Records contained in a dataset:
* * * * * * *
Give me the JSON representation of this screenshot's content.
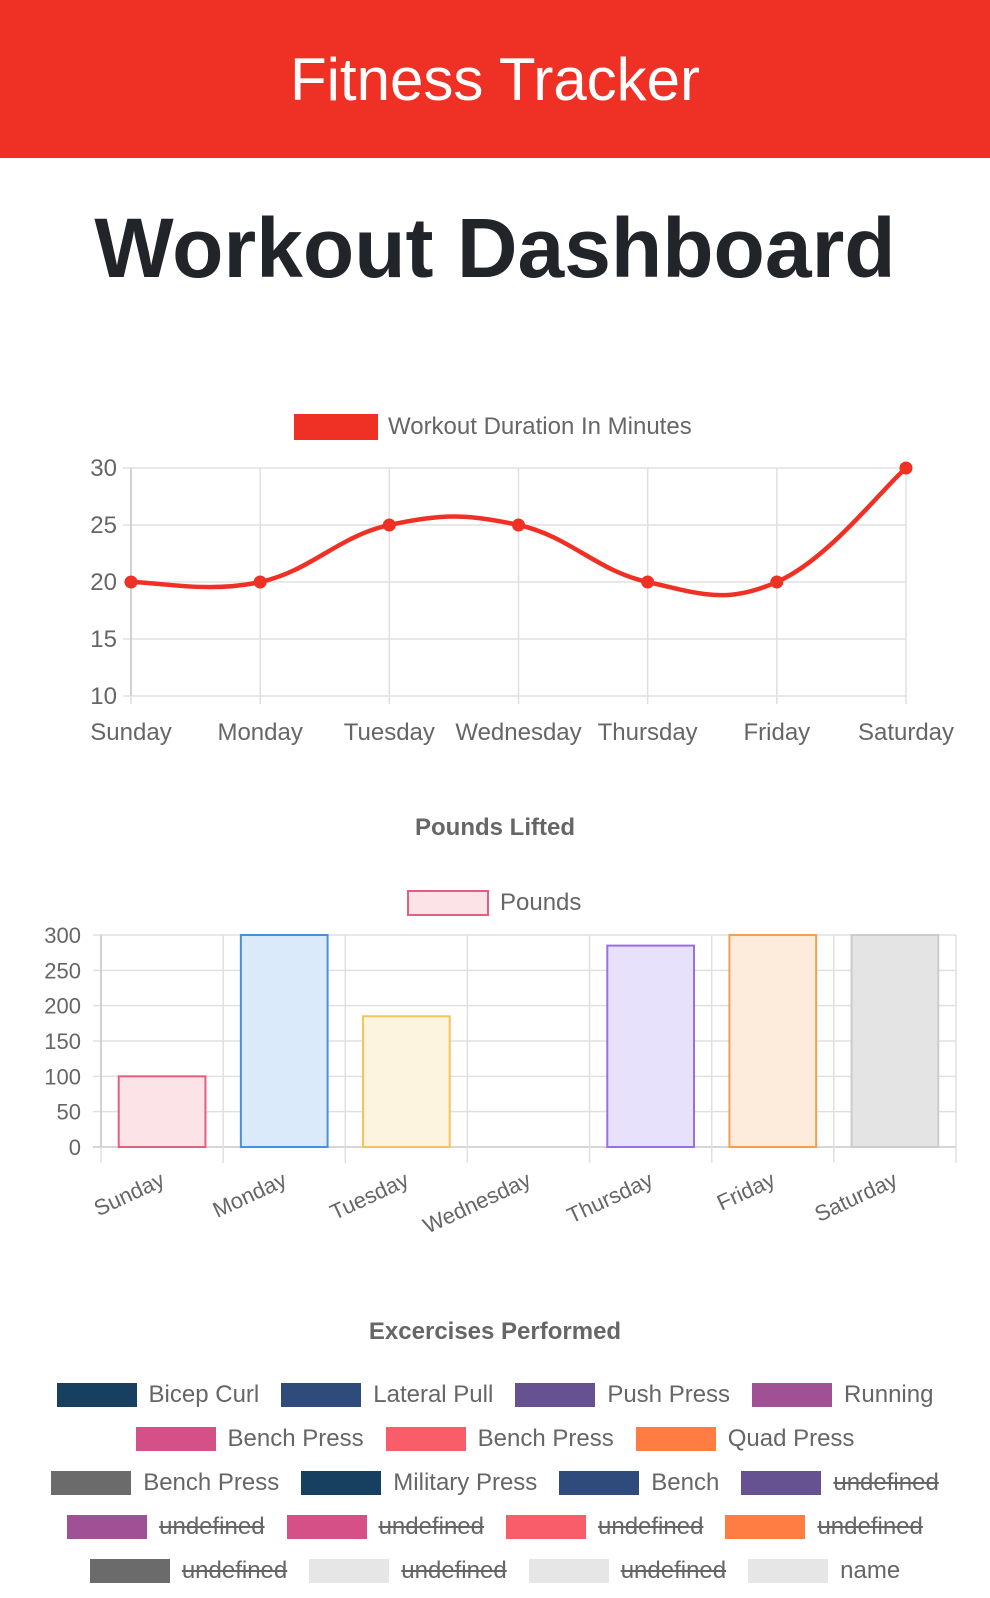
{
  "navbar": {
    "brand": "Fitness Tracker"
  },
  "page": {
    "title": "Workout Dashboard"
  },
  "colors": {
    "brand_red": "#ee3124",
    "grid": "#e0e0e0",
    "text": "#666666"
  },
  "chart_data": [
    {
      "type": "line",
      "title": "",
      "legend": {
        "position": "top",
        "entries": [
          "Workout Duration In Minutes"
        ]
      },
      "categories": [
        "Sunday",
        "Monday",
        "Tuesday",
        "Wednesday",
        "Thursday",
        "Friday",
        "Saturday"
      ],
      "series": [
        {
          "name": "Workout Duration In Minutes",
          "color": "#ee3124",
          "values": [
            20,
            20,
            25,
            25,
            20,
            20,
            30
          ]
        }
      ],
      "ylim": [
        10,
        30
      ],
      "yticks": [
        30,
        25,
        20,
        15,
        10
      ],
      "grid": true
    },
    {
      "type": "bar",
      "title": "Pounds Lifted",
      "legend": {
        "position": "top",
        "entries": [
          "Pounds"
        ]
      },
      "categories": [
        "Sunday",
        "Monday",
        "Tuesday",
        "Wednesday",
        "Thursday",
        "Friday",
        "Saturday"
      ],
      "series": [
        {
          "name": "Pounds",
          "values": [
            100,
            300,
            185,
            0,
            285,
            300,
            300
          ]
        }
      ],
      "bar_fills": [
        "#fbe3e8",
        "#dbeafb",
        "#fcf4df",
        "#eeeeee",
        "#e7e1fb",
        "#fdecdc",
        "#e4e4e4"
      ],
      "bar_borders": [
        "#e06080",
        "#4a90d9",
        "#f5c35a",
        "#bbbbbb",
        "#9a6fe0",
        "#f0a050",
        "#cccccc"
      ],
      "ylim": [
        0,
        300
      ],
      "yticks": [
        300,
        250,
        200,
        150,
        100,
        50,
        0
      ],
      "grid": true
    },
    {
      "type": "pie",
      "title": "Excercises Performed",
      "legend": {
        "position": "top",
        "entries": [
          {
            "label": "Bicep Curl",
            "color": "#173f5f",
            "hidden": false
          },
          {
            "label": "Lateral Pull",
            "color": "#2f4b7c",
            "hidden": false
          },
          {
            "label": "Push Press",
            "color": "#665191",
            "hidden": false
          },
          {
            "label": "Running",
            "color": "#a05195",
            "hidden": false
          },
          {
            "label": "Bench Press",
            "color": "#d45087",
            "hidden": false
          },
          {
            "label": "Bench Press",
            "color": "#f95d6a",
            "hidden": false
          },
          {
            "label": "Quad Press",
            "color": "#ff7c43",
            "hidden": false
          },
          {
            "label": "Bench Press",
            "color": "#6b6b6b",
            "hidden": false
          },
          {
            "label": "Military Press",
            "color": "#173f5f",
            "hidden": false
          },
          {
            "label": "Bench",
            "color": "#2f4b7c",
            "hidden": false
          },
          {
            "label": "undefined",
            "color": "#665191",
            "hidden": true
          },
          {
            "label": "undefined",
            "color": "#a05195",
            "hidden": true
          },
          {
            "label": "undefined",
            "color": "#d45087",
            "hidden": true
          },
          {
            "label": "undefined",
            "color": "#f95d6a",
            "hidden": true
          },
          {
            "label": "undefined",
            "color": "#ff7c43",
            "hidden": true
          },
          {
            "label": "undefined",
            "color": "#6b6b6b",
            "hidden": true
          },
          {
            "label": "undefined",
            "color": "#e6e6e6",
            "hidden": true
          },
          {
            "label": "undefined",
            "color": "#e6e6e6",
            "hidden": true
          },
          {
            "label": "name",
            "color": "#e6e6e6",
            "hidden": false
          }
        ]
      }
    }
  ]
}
* * * * * * *
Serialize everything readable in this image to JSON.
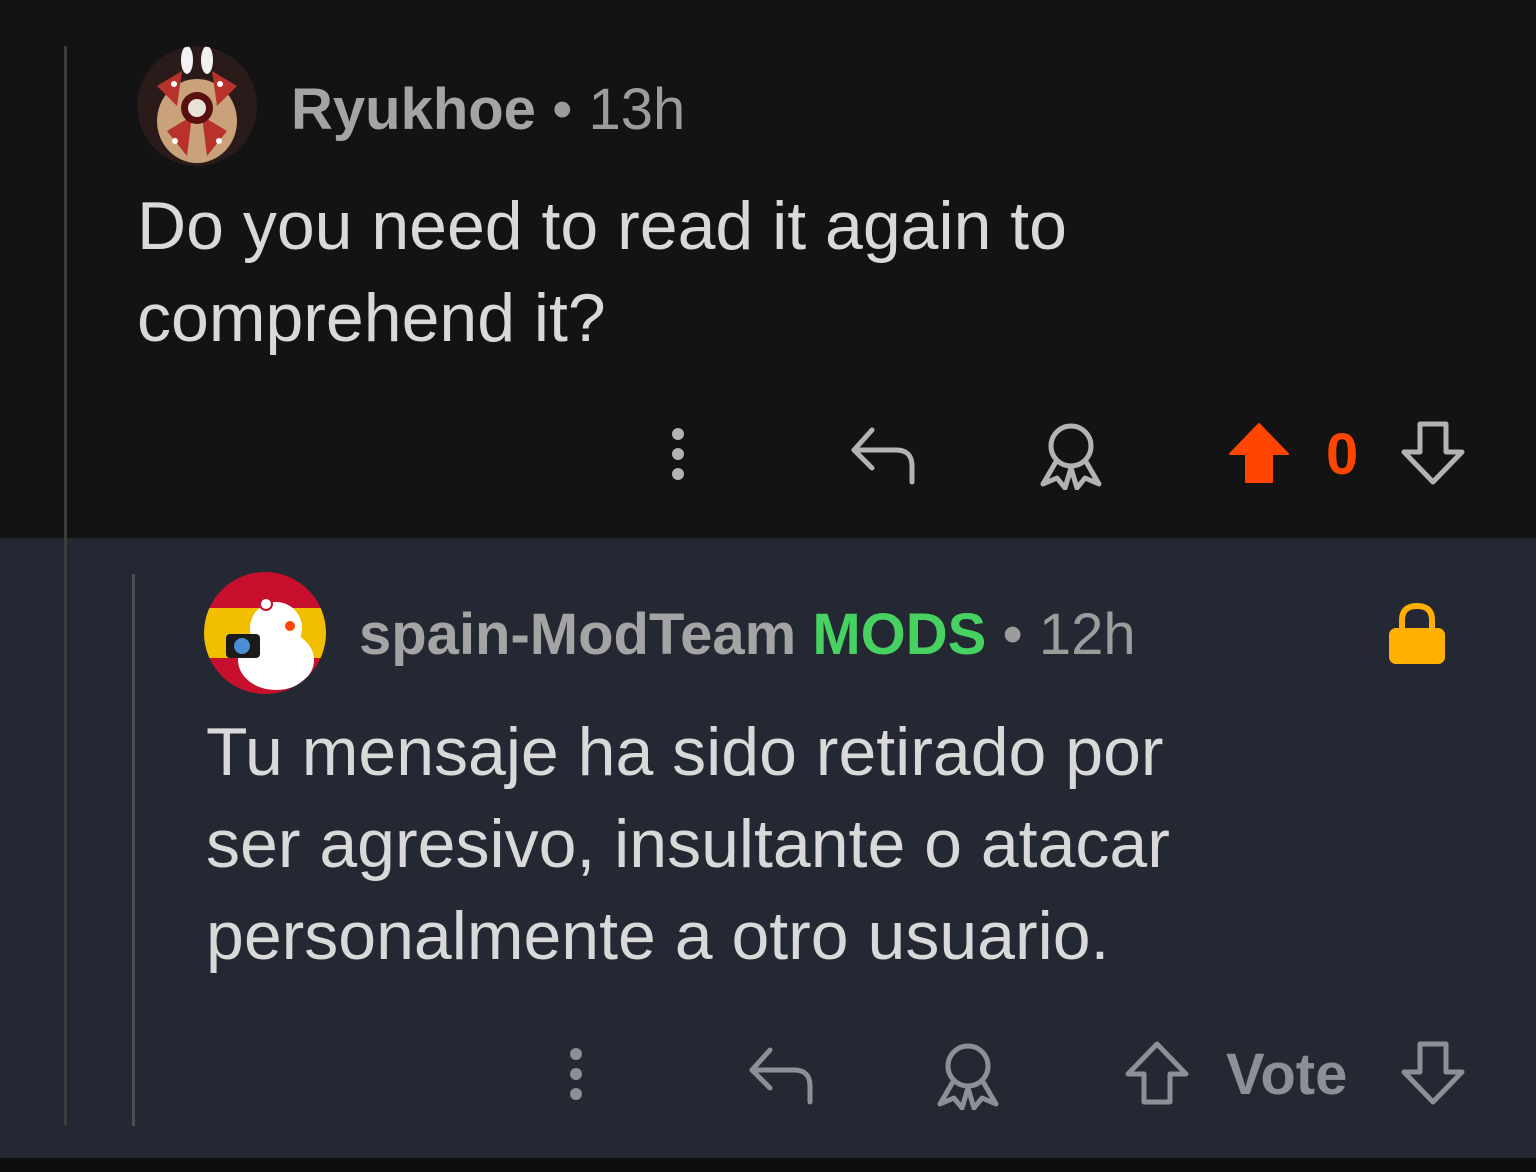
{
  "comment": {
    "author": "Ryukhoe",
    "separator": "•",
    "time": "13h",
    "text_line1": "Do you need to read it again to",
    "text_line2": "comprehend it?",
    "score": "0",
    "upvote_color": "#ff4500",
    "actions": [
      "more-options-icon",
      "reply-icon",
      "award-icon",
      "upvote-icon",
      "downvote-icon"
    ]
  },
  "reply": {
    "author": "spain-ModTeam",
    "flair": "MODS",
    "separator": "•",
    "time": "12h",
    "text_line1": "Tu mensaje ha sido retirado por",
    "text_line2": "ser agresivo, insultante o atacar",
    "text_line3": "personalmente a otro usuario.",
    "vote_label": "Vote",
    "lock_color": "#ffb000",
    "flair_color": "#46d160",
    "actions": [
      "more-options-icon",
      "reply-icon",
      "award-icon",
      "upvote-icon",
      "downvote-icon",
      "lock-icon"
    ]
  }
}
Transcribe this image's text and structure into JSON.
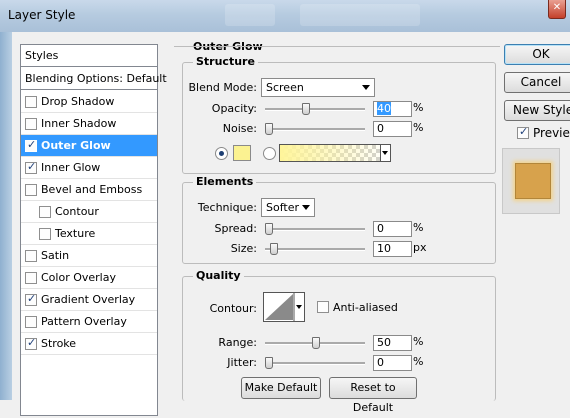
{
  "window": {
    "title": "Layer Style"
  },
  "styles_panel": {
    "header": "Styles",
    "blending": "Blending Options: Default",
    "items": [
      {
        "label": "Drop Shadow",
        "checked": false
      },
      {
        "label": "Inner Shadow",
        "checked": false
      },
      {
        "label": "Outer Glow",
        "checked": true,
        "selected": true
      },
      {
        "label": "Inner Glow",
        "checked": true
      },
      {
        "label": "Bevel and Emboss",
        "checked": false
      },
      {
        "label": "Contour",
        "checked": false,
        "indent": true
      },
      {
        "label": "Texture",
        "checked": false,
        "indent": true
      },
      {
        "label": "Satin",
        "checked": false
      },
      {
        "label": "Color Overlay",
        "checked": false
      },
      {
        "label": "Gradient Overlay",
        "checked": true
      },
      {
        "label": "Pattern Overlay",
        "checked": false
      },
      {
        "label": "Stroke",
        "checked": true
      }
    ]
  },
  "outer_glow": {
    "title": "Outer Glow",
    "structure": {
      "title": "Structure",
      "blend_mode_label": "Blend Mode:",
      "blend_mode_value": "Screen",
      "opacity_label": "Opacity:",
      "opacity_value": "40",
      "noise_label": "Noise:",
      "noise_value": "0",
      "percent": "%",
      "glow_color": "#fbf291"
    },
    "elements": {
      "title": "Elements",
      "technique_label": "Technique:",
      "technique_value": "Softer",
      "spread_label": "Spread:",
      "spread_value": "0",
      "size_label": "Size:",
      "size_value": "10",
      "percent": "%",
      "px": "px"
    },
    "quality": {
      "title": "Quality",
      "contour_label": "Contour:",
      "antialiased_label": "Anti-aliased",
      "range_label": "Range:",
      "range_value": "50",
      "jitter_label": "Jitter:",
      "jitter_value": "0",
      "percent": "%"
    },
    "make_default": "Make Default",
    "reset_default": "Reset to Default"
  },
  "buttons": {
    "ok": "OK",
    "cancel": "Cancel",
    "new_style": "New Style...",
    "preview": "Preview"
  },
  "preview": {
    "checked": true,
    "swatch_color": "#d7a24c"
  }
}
* * * * * * *
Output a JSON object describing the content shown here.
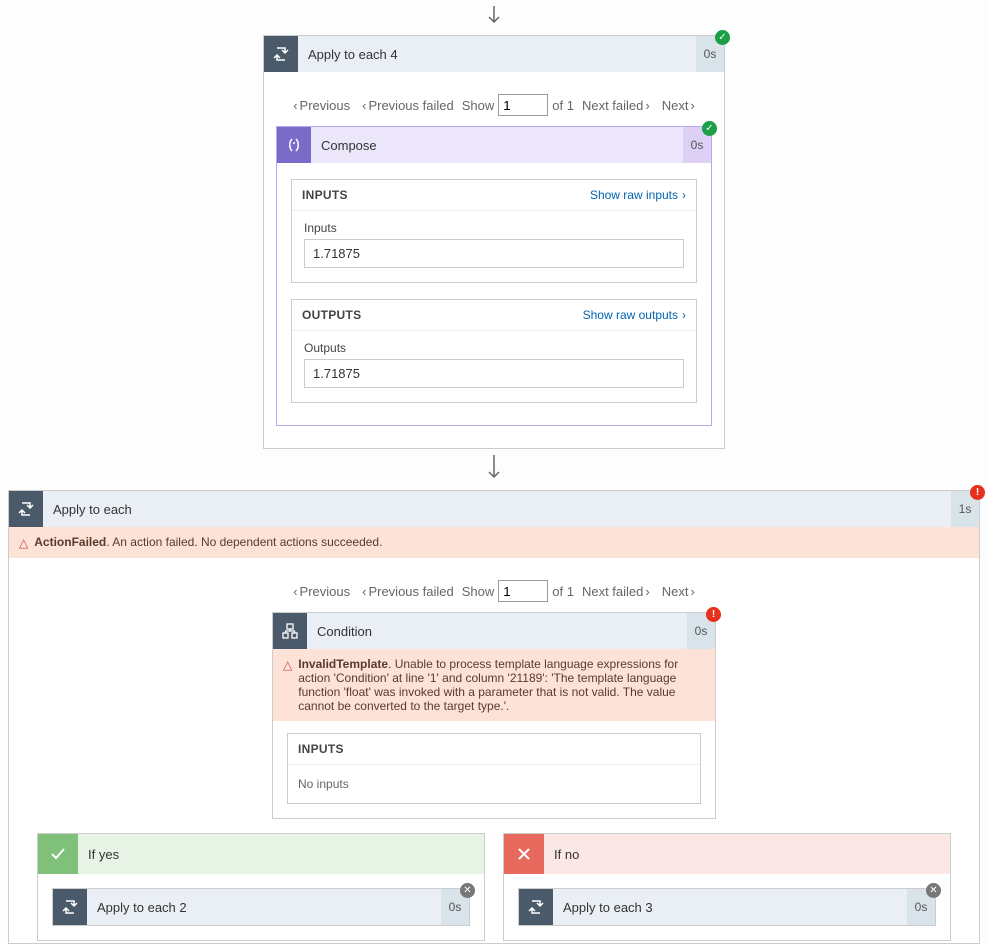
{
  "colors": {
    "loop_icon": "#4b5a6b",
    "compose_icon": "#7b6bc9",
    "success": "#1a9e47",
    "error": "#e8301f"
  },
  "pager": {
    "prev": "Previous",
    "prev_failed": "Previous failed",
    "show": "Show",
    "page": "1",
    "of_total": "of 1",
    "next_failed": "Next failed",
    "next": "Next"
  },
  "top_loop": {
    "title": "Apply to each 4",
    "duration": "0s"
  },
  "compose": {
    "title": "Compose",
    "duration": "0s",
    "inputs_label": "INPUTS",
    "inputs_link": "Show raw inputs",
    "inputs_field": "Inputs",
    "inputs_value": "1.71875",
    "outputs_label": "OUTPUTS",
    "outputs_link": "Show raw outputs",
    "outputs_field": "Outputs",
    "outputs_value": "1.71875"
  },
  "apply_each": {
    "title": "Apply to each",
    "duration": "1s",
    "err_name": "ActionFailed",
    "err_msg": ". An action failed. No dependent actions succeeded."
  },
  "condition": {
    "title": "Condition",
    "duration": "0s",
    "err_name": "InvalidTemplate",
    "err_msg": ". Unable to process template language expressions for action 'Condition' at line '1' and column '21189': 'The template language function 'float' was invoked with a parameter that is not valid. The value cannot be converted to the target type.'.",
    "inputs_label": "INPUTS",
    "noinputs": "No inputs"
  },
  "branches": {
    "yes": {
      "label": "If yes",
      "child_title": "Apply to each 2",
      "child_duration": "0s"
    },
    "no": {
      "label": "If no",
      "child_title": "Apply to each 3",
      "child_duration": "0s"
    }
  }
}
* * * * * * *
On how many lines does the word "Contour" appear? Answer with only the number.

• Answer
2